Stored items from a collection
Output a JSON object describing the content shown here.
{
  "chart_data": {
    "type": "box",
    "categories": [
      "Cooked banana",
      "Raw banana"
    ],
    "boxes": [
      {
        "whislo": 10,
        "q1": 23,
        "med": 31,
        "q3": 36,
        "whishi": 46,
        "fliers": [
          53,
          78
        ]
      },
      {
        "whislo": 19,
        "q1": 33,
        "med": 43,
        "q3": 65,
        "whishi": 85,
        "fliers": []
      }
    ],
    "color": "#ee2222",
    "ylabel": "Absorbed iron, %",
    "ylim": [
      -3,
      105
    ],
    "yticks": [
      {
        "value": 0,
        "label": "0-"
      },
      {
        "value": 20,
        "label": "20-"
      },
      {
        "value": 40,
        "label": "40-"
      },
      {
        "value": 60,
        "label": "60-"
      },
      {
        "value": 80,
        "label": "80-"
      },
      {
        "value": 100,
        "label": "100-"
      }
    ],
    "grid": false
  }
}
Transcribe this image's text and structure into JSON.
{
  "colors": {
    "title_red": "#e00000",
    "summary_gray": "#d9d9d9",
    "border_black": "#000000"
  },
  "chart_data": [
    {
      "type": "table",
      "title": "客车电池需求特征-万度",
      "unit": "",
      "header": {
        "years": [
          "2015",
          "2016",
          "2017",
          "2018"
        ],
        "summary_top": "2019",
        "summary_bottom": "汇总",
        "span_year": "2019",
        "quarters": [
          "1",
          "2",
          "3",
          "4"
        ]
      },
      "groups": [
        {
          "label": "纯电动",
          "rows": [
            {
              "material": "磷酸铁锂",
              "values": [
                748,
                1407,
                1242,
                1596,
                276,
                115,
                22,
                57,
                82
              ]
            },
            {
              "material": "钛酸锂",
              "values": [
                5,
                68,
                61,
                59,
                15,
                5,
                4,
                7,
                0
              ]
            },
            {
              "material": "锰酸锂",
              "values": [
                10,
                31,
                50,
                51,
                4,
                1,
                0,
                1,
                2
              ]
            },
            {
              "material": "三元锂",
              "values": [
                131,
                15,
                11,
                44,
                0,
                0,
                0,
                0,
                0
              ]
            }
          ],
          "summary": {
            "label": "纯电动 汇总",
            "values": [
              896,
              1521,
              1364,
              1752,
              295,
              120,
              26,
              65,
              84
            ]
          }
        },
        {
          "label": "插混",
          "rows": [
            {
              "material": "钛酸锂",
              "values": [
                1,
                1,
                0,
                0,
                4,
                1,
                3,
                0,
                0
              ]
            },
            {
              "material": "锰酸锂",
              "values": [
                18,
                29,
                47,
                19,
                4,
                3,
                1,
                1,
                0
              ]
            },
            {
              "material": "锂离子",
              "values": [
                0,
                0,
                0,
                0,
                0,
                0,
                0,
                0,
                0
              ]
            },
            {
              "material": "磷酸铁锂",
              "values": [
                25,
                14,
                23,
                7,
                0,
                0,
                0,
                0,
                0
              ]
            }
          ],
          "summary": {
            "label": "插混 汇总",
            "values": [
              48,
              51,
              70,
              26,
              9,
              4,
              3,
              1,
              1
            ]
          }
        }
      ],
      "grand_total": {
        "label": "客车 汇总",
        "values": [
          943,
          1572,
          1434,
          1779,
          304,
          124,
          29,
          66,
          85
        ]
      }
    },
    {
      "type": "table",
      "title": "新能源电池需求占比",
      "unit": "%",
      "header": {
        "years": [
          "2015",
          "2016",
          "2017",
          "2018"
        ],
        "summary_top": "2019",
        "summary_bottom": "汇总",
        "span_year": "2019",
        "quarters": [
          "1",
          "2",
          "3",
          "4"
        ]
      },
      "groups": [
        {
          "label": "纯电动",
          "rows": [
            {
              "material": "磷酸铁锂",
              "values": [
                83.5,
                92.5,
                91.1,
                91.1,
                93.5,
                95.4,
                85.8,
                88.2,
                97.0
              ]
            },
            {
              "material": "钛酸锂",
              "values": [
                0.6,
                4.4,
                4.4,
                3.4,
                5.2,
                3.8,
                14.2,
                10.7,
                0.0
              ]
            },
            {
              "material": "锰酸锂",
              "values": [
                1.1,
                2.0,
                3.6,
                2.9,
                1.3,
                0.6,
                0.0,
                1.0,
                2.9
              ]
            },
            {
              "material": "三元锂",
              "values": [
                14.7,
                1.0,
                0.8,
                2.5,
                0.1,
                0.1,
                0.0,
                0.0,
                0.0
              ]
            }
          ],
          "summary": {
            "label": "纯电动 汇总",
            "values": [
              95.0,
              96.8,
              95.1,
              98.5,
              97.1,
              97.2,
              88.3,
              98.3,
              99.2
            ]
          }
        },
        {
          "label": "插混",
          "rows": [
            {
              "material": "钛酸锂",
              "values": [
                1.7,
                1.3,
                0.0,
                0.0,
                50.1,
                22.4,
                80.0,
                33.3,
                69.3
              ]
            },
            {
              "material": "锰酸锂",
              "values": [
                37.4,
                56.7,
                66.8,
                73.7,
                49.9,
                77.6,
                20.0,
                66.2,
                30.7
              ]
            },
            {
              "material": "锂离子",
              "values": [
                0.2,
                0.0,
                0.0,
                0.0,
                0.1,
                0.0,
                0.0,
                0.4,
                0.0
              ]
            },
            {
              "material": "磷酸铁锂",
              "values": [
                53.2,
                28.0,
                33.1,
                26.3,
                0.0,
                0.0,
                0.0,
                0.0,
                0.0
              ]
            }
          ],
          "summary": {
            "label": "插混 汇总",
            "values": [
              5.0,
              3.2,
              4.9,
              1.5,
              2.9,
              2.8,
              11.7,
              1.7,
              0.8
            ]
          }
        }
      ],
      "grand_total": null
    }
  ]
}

• [Task to carry out]:
Repeat the material in full, exactly as it stands.

• [Reply]:
Output a JSON object describing the content shown here.
{
  "chart_data": {
    "type": "box",
    "categories": [
      "Cooked banana",
      "Raw banana"
    ],
    "boxes": [
      {
        "whislo": 10,
        "q1": 23,
        "med": 31,
        "q3": 36,
        "whishi": 46,
        "fliers": [
          53,
          78
        ]
      },
      {
        "whislo": 19,
        "q1": 33,
        "med": 43,
        "q3": 65,
        "whishi": 85,
        "fliers": []
      }
    ],
    "color": "#ee2222",
    "ylabel": "Absorbed iron, %",
    "ylim": [
      -3,
      105
    ],
    "yticks": [
      {
        "value": 0,
        "label": "0-"
      },
      {
        "value": 20,
        "label": "20-"
      },
      {
        "value": 40,
        "label": "40-"
      },
      {
        "value": 60,
        "label": "60-"
      },
      {
        "value": 80,
        "label": "80-"
      },
      {
        "value": 100,
        "label": "100-"
      }
    ],
    "grid": false
  }
}
Transcribe this image's text and structure into JSON.
{
  "colors": {
    "title_red": "#e00000",
    "summary_gray": "#d9d9d9",
    "border_black": "#000000"
  },
  "chart_data": [
    {
      "type": "table",
      "title": "客车电池需求特征-万度",
      "unit": "",
      "header": {
        "years": [
          "2015",
          "2016",
          "2017",
          "2018"
        ],
        "summary_top": "2019",
        "summary_bottom": "汇总",
        "span_year": "2019",
        "quarters": [
          "1",
          "2",
          "3",
          "4"
        ]
      },
      "groups": [
        {
          "label": "纯电动",
          "rows": [
            {
              "material": "磷酸铁锂",
              "values": [
                748,
                1407,
                1242,
                1596,
                276,
                115,
                22,
                57,
                82
              ]
            },
            {
              "material": "钛酸锂",
              "values": [
                5,
                68,
                61,
                59,
                15,
                5,
                4,
                7,
                0
              ]
            },
            {
              "material": "锰酸锂",
              "values": [
                10,
                31,
                50,
                51,
                4,
                1,
                0,
                1,
                2
              ]
            },
            {
              "material": "三元锂",
              "values": [
                131,
                15,
                11,
                44,
                0,
                0,
                0,
                0,
                0
              ]
            }
          ],
          "summary": {
            "label": "纯电动 汇总",
            "values": [
              896,
              1521,
              1364,
              1752,
              295,
              120,
              26,
              65,
              84
            ]
          }
        },
        {
          "label": "插混",
          "rows": [
            {
              "material": "钛酸锂",
              "values": [
                1,
                1,
                0,
                0,
                4,
                1,
                3,
                0,
                0
              ]
            },
            {
              "material": "锰酸锂",
              "values": [
                18,
                29,
                47,
                19,
                4,
                3,
                1,
                1,
                0
              ]
            },
            {
              "material": "锂离子",
              "values": [
                0,
                0,
                0,
                0,
                0,
                0,
                0,
                0,
                0
              ]
            },
            {
              "material": "磷酸铁锂",
              "values": [
                25,
                14,
                23,
                7,
                0,
                0,
                0,
                0,
                0
              ]
            }
          ],
          "summary": {
            "label": "插混 汇总",
            "values": [
              48,
              51,
              70,
              26,
              9,
              4,
              3,
              1,
              1
            ]
          }
        }
      ],
      "grand_total": {
        "label": "客车 汇总",
        "values": [
          943,
          1572,
          1434,
          1779,
          304,
          124,
          29,
          66,
          85
        ]
      }
    },
    {
      "type": "table",
      "title": "新能源电池需求占比",
      "unit": "%",
      "header": {
        "years": [
          "2015",
          "2016",
          "2017",
          "2018"
        ],
        "summary_top": "2019",
        "summary_bottom": "汇总",
        "span_year": "2019",
        "quarters": [
          "1",
          "2",
          "3",
          "4"
        ]
      },
      "groups": [
        {
          "label": "纯电动",
          "rows": [
            {
              "material": "磷酸铁锂",
              "values": [
                83.5,
                92.5,
                91.1,
                91.1,
                93.5,
                95.4,
                85.8,
                88.2,
                97.0
              ]
            },
            {
              "material": "钛酸锂",
              "values": [
                0.6,
                4.4,
                4.4,
                3.4,
                5.2,
                3.8,
                14.2,
                10.7,
                0.0
              ]
            },
            {
              "material": "锰酸锂",
              "values": [
                1.1,
                2.0,
                3.6,
                2.9,
                1.3,
                0.6,
                0.0,
                1.0,
                2.9
              ]
            },
            {
              "material": "三元锂",
              "values": [
                14.7,
                1.0,
                0.8,
                2.5,
                0.1,
                0.1,
                0.0,
                0.0,
                0.0
              ]
            }
          ],
          "summary": {
            "label": "纯电动 汇总",
            "values": [
              95.0,
              96.8,
              95.1,
              98.5,
              97.1,
              97.2,
              88.3,
              98.3,
              99.2
            ]
          }
        },
        {
          "label": "插混",
          "rows": [
            {
              "material": "钛酸锂",
              "values": [
                1.7,
                1.3,
                0.0,
                0.0,
                50.1,
                22.4,
                80.0,
                33.3,
                69.3
              ]
            },
            {
              "material": "锰酸锂",
              "values": [
                37.4,
                56.7,
                66.8,
                73.7,
                49.9,
                77.6,
                20.0,
                66.2,
                30.7
              ]
            },
            {
              "material": "锂离子",
              "values": [
                0.2,
                0.0,
                0.0,
                0.0,
                0.1,
                0.0,
                0.0,
                0.4,
                0.0
              ]
            },
            {
              "material": "磷酸铁锂",
              "values": [
                53.2,
                28.0,
                33.1,
                26.3,
                0.0,
                0.0,
                0.0,
                0.0,
                0.0
              ]
            }
          ],
          "summary": {
            "label": "插混 汇总",
            "values": [
              5.0,
              3.2,
              4.9,
              1.5,
              2.9,
              2.8,
              11.7,
              1.7,
              0.8
            ]
          }
        }
      ],
      "grand_total": null
    }
  ]
}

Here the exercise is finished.